Copy each line of the entries below without changes, omitting the pictures.

::::

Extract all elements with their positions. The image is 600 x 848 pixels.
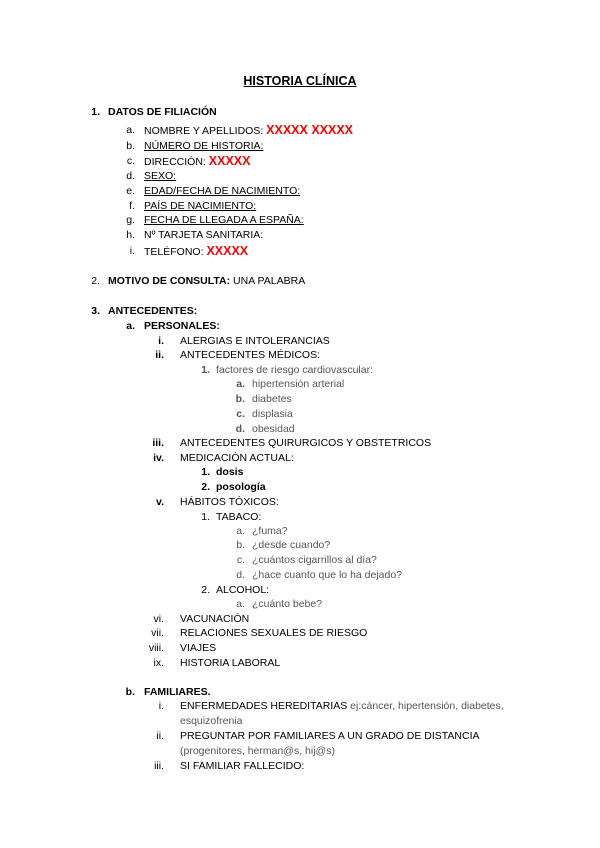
field-label: Nº TARJETA SANITARIA: — [144, 229, 264, 241]
list-marker: d. — [236, 569, 245, 581]
list-item: HISTORIA LABORAL — [180, 657, 281, 669]
list-marker: b. — [236, 539, 245, 551]
field-value-redacted: XXXXX — [206, 244, 249, 258]
section-2-text: UNA PALABRA — [233, 275, 306, 287]
list-item: ANTECEDENTES QUIRURGICOS Y OBSTETRICOS — [180, 437, 432, 449]
section-3-number: 3. — [91, 305, 100, 317]
list-item: ¿cuánto bebe? — [252, 598, 323, 610]
field-label: NOMBRE Y APELLIDOS: — [144, 125, 264, 137]
list-marker: ii. — [156, 730, 164, 742]
list-marker: c. — [236, 554, 245, 566]
list-marker: d. — [126, 170, 135, 182]
list-item: ALERGIAS E INTOLERANCIAS — [180, 335, 330, 347]
list-marker: c. — [236, 408, 245, 420]
list-item: ¿hace cuanto que lo ha dejado? — [252, 569, 403, 581]
field-label: TELÉFONO: — [144, 246, 204, 258]
subsection-a-marker: a. — [126, 320, 135, 332]
list-item — [144, 245, 248, 259]
list-item — [144, 155, 250, 169]
list-marker: v. — [156, 496, 164, 508]
list-marker: c. — [126, 155, 135, 167]
field-label: SEXO: — [144, 170, 177, 182]
list-marker: b. — [126, 140, 135, 152]
list-item: diabetes — [252, 393, 292, 405]
list-item: MEDICACIÓN ACTUAL: — [180, 452, 294, 464]
field-value-redacted: XXXXX — [208, 154, 251, 168]
list-item: ¿cuántos cigarrillos al día? — [252, 554, 377, 566]
list-marker: 1. — [201, 364, 210, 376]
list-item: dosis — [216, 466, 244, 478]
field-label: DIRECCIÓN: — [144, 156, 206, 168]
list-marker: 2. — [201, 481, 210, 493]
list-marker: a. — [236, 525, 245, 537]
list-item: VIAJES — [180, 642, 217, 654]
list-marker: 2. — [201, 584, 210, 596]
section-1-heading: DATOS DE FILIACIÓN — [108, 106, 217, 118]
field-label: FECHA DE LLEGADA A ESPAÑA: — [144, 214, 304, 226]
list-marker: 1. — [201, 466, 210, 478]
list-item — [180, 700, 504, 713]
list-marker: a. — [126, 124, 135, 136]
list-marker: ii. — [155, 349, 164, 361]
list-marker: g. — [126, 214, 135, 226]
list-item: displasia — [252, 408, 293, 420]
field-label: PAÍS DE NACIMIENTO: — [144, 200, 257, 212]
list-item-note: esquizofrenia — [180, 715, 243, 727]
subsection-b-heading: FAMILIARES. — [144, 686, 211, 698]
list-item: ¿fuma? — [252, 525, 288, 537]
list-item: HÁBITOS TÓXICOS: — [180, 496, 279, 508]
list-item: RELACIONES SEXUALES DE RIESGO — [180, 627, 368, 639]
list-item-text: ENFERMEDADES HEREDITARIAS — [180, 700, 348, 712]
section-2-number: 2. — [91, 275, 100, 287]
list-marker: a. — [236, 598, 245, 610]
list-marker: i. — [129, 245, 135, 257]
list-item: TABACO: — [216, 511, 262, 523]
list-item: obesidad — [252, 423, 295, 435]
list-item-text: SI FAMILIAR FALLECIDO: — [180, 760, 305, 772]
subsection-a-heading: PERSONALES: — [144, 320, 220, 332]
field-label: NÚMERO DE HISTORIA: — [144, 140, 264, 152]
list-item — [144, 124, 353, 138]
list-item: ALCOHOL: — [216, 584, 270, 596]
list-item-note: ej:cáncer, hipertensión, diabetes, — [350, 700, 504, 712]
list-item: factores de riesgo cardiovascular: — [216, 364, 373, 376]
section-1-number: 1. — [91, 106, 100, 118]
list-marker: 1. — [201, 511, 210, 523]
list-item: posología — [216, 481, 266, 493]
section-2-heading: MOTIVO DE CONSULTA: — [108, 275, 231, 287]
list-item: ¿desde cuando? — [252, 539, 331, 551]
list-item: ANTECEDENTES MÉDICOS: — [180, 349, 321, 361]
list-marker: d. — [235, 423, 245, 435]
list-marker: iii. — [154, 760, 164, 772]
field-label: EDAD/FECHA DE NACIMIENTO: — [144, 185, 301, 197]
list-marker: viii. — [148, 642, 164, 654]
list-marker: iv. — [153, 452, 164, 464]
list-marker: ix. — [153, 657, 164, 669]
list-marker: iii. — [152, 437, 164, 449]
list-marker: vii. — [151, 627, 164, 639]
list-marker: e. — [126, 185, 135, 197]
list-marker: b. — [235, 393, 245, 405]
list-marker: h. — [126, 229, 135, 241]
list-marker: i. — [158, 700, 164, 712]
document-title: HISTORIA CLÍNICA — [243, 74, 357, 88]
list-item: hipertensión arterial — [252, 378, 345, 390]
subsection-b-marker: b. — [125, 686, 135, 698]
list-item-note: (progenitores, herman@s, hij@s) — [180, 745, 335, 757]
list-item-text: PREGUNTAR POR FAMILIARES A UN GRADO DE DISTANCIA — [180, 730, 480, 742]
list-marker: i. — [158, 335, 164, 347]
list-marker: a. — [236, 378, 245, 390]
section-2-line — [108, 275, 305, 288]
list-item: VACUNACIÓN — [180, 613, 250, 625]
list-marker: f. — [129, 200, 135, 212]
field-value-redacted: XXXXX XXXXX — [266, 123, 354, 137]
section-3-heading: ANTECEDENTES: — [108, 305, 198, 317]
list-marker: vi. — [153, 613, 164, 625]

::::

__TASK RESPONSE__.
Extract all elements with their positions. The image is 600 x 848 pixels.
field-label: Nº TARJETA SANITARIA: — [144, 229, 264, 241]
list-marker: d. — [236, 569, 245, 581]
list-item: HISTORIA LABORAL — [180, 657, 281, 669]
list-marker: b. — [236, 539, 245, 551]
field-value-redacted: XXXXX — [206, 244, 249, 258]
section-2-text: UNA PALABRA — [233, 275, 306, 287]
list-item: ANTECEDENTES QUIRURGICOS Y OBSTETRICOS — [180, 437, 432, 449]
section-3-number: 3. — [91, 305, 100, 317]
list-item: ¿cuánto bebe? — [252, 598, 323, 610]
field-label: NOMBRE Y APELLIDOS: — [144, 125, 264, 137]
list-marker: ii. — [156, 730, 164, 742]
list-marker: c. — [236, 554, 245, 566]
list-marker: d. — [126, 170, 135, 182]
list-item: ALERGIAS E INTOLERANCIAS — [180, 335, 330, 347]
list-marker: c. — [236, 408, 245, 420]
list-item: ¿hace cuanto que lo ha dejado? — [252, 569, 403, 581]
field-label: TELÉFONO: — [144, 246, 204, 258]
subsection-a-marker: a. — [126, 320, 135, 332]
list-item — [144, 245, 248, 259]
list-item — [144, 155, 250, 169]
list-marker: v. — [156, 496, 164, 508]
list-marker: c. — [126, 155, 135, 167]
field-label: SEXO: — [144, 170, 177, 182]
list-marker: b. — [126, 140, 135, 152]
list-item: diabetes — [252, 393, 292, 405]
list-item: MEDICACIÓN ACTUAL: — [180, 452, 294, 464]
field-value-redacted: XXXXX — [208, 154, 251, 168]
list-item: ¿cuántos cigarrillos al día? — [252, 554, 377, 566]
list-marker: 1. — [201, 364, 210, 376]
list-item: dosis — [216, 466, 244, 478]
field-label: DIRECCIÓN: — [144, 156, 206, 168]
list-marker: 2. — [201, 481, 210, 493]
list-marker: a. — [236, 525, 245, 537]
list-item: VIAJES — [180, 642, 217, 654]
list-marker: 2. — [201, 584, 210, 596]
section-1-heading: DATOS DE FILIACIÓN — [108, 106, 217, 118]
field-label: FECHA DE LLEGADA A ESPAÑA: — [144, 214, 304, 226]
list-marker: 1. — [201, 466, 210, 478]
list-item — [180, 700, 504, 713]
list-marker: a. — [126, 124, 135, 136]
list-marker: ii. — [155, 349, 164, 361]
list-marker: g. — [126, 214, 135, 226]
list-item: displasia — [252, 408, 293, 420]
field-label: PAÍS DE NACIMIENTO: — [144, 200, 257, 212]
list-item-note: esquizofrenia — [180, 715, 243, 727]
subsection-b-heading: FAMILIARES. — [144, 686, 211, 698]
list-item: ¿fuma? — [252, 525, 288, 537]
list-item: HÁBITOS TÓXICOS: — [180, 496, 279, 508]
list-item: RELACIONES SEXUALES DE RIESGO — [180, 627, 368, 639]
list-item-text: ENFERMEDADES HEREDITARIAS — [180, 700, 348, 712]
section-2-number: 2. — [91, 275, 100, 287]
list-marker: a. — [236, 598, 245, 610]
list-marker: i. — [129, 245, 135, 257]
list-item: TABACO: — [216, 511, 262, 523]
list-item: obesidad — [252, 423, 295, 435]
list-item-text: SI FAMILIAR FALLECIDO: — [180, 760, 305, 772]
subsection-a-heading: PERSONALES: — [144, 320, 220, 332]
field-label: NÚMERO DE HISTORIA: — [144, 140, 264, 152]
list-item — [144, 124, 353, 138]
list-item: ALCOHOL: — [216, 584, 270, 596]
list-item-note: ej:cáncer, hipertensión, diabetes, — [350, 700, 504, 712]
list-item: factores de riesgo cardiovascular: — [216, 364, 373, 376]
section-1-number: 1. — [91, 106, 100, 118]
list-marker: 1. — [201, 511, 210, 523]
list-item: posología — [216, 481, 266, 493]
section-2-heading: MOTIVO DE CONSULTA: — [108, 275, 231, 287]
list-item: ¿desde cuando? — [252, 539, 331, 551]
list-item: ANTECEDENTES MÉDICOS: — [180, 349, 321, 361]
list-marker: d. — [235, 423, 245, 435]
list-marker: iii. — [154, 760, 164, 772]
field-label: EDAD/FECHA DE NACIMIENTO: — [144, 185, 301, 197]
list-marker: viii. — [148, 642, 164, 654]
list-marker: iv. — [153, 452, 164, 464]
list-marker: ix. — [153, 657, 164, 669]
list-marker: iii. — [152, 437, 164, 449]
list-marker: vii. — [151, 627, 164, 639]
list-marker: e. — [126, 185, 135, 197]
list-marker: b. — [235, 393, 245, 405]
list-marker: h. — [126, 229, 135, 241]
list-marker: i. — [158, 700, 164, 712]
document-title: HISTORIA CLÍNICA — [243, 74, 357, 88]
list-item: hipertensión arterial — [252, 378, 345, 390]
subsection-b-marker: b. — [125, 686, 135, 698]
list-item-note: (progenitores, herman@s, hij@s) — [180, 745, 335, 757]
list-item-text: PREGUNTAR POR FAMILIARES A UN GRADO DE DISTANCIA — [180, 730, 480, 742]
list-marker: i. — [158, 335, 164, 347]
list-marker: a. — [236, 378, 245, 390]
section-2-line — [108, 275, 305, 288]
list-item: VACUNACIÓN — [180, 613, 250, 625]
list-marker: f. — [129, 200, 135, 212]
field-value-redacted: XXXXX XXXXX — [266, 123, 354, 137]
section-3-heading: ANTECEDENTES: — [108, 305, 198, 317]
list-marker: vi. — [153, 613, 164, 625]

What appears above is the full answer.